# START OF Supplied information

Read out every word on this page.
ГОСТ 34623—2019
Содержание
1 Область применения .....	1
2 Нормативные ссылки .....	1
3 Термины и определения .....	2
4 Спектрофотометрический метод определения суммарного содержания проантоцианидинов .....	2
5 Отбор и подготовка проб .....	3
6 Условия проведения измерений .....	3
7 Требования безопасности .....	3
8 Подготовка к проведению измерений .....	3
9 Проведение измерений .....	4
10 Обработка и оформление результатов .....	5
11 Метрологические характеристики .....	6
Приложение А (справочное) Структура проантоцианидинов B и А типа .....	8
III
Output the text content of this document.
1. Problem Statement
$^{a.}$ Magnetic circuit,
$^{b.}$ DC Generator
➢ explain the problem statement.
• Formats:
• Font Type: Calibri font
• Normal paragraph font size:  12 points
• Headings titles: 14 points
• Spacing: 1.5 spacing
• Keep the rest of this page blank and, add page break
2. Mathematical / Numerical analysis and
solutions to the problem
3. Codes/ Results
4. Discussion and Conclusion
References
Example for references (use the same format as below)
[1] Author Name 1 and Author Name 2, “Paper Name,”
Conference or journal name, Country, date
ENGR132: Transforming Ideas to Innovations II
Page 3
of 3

# END OF Supplied information

### Exercise description
Select every line in the material above where the string "проантоцианидинов" occurs, and copy it.

### Correct result
4 Спектрофотометрический метод определения суммарного содержания проантоцианидинов .....	2
Приложение А (справочное) Структура проантоцианидинов B и А типа .....	8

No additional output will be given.